#### WHAT IS BEING ASKED:
Write out the full listing exactly as given, minus the images.

'''

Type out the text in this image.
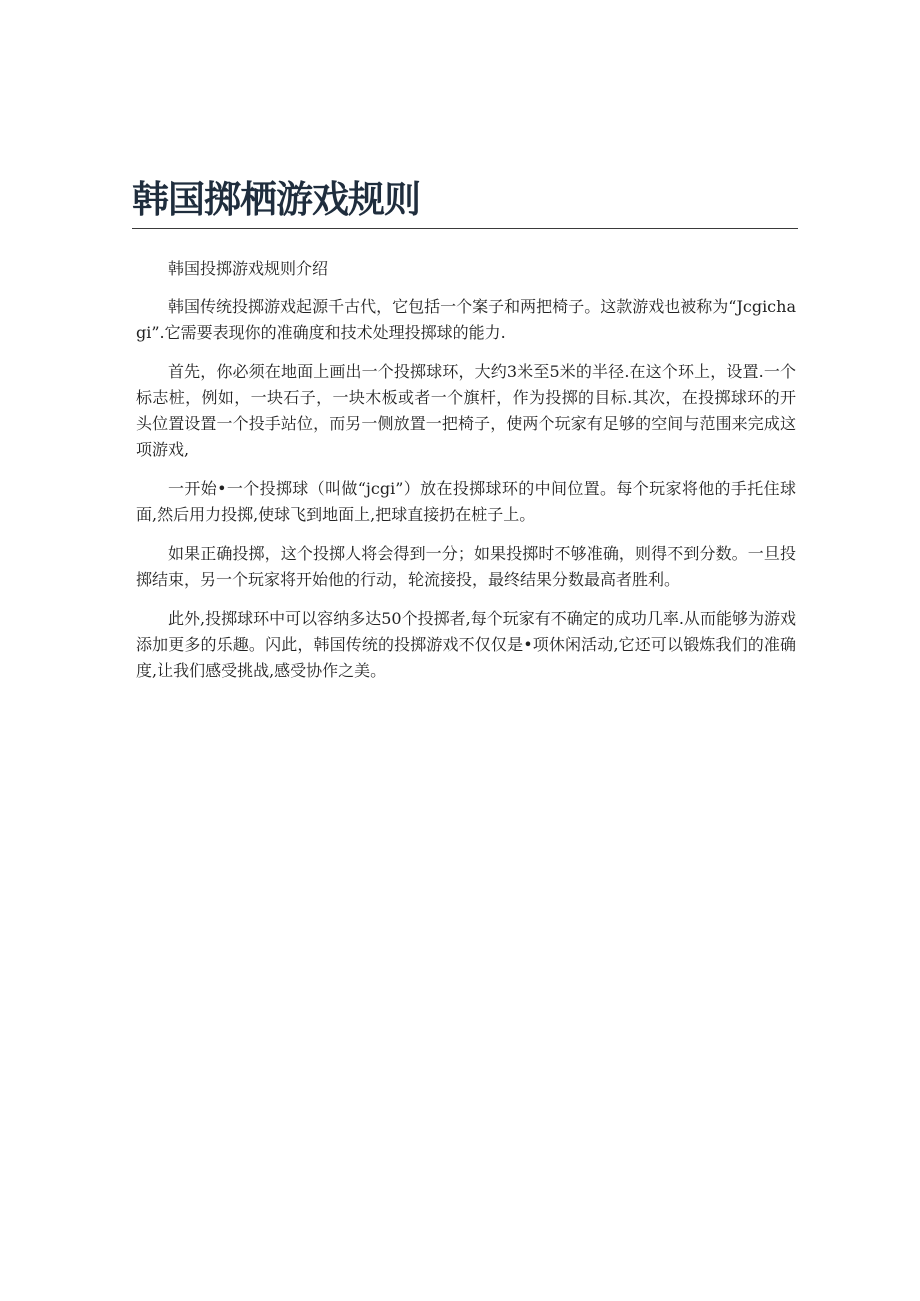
韩国掷栖游戏规则

韩国投掷游戏规则介绍

韩国传统投掷游戏起源千古代，它包括一个案子和两把椅子。这款游戏也被称为“Jcgichagi”.它需要表现你的准确度和技术处理投掷球的能力.

首先，你必须在地面上画出一个投掷球环，大约3米至5米的半径.在这个环上，设置.一个标志桩，例如，一块石子，一块木板或者一个旗杆，作为投掷的目标.其次，在投掷球环的开头位置设置一个投手站位，而另一侧放置一把椅子，使两个玩家有足够的空间与范围来完成这项游戏,

一开始•一个投掷球（叫做“jcgi”）放在投掷球环的中间位置。每个玩家将他的手托住球面,然后用力投掷,使球飞到地面上,把球直接扔在桩子上。

如果正确投掷，这个投掷人将会得到一分；如果投掷时不够准确，则得不到分数。一旦投掷结束，另一个玩家将开始他的行动，轮流接投，最终结果分数最高者胜利。

此外,投掷球环中可以容纳多达50个投掷者,每个玩家有不确定的成功几率.从而能够为游戏添加更多的乐趣。闪此，韩国传统的投掷游戏不仅仅是•项休闲活动,它还可以锻炼我们的准确度,让我们感受挑战,感受协作之美。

'''

#### SOLUTION:
Type out the text in this image.
韩国掷栖游戏规则

韩国投掷游戏规则介绍

韩国传统投掷游戏起源千古代，它包括一个案子和两把椅子。这款游戏也被称为“Jcgichagi”.它需要表现你的准确度和技术处理投掷球的能力.

首先，你必须在地面上画出一个投掷球环，大约3米至5米的半径.在这个环上，设置.一个标志桩，例如，一块石子，一块木板或者一个旗杆，作为投掷的目标.其次，在投掷球环的开头位置设置一个投手站位，而另一侧放置一把椅子，使两个玩家有足够的空间与范围来完成这项游戏,

一开始•一个投掷球（叫做“jcgi”）放在投掷球环的中间位置。每个玩家将他的手托住球面,然后用力投掷,使球飞到地面上,把球直接扔在桩子上。

如果正确投掷，这个投掷人将会得到一分；如果投掷时不够准确，则得不到分数。一旦投掷结束，另一个玩家将开始他的行动，轮流接投，最终结果分数最高者胜利。

此外,投掷球环中可以容纳多达50个投掷者,每个玩家有不确定的成功几率.从而能够为游戏添加更多的乐趣。闪此，韩国传统的投掷游戏不仅仅是•项休闲活动,它还可以锻炼我们的准确度,让我们感受挑战,感受协作之美。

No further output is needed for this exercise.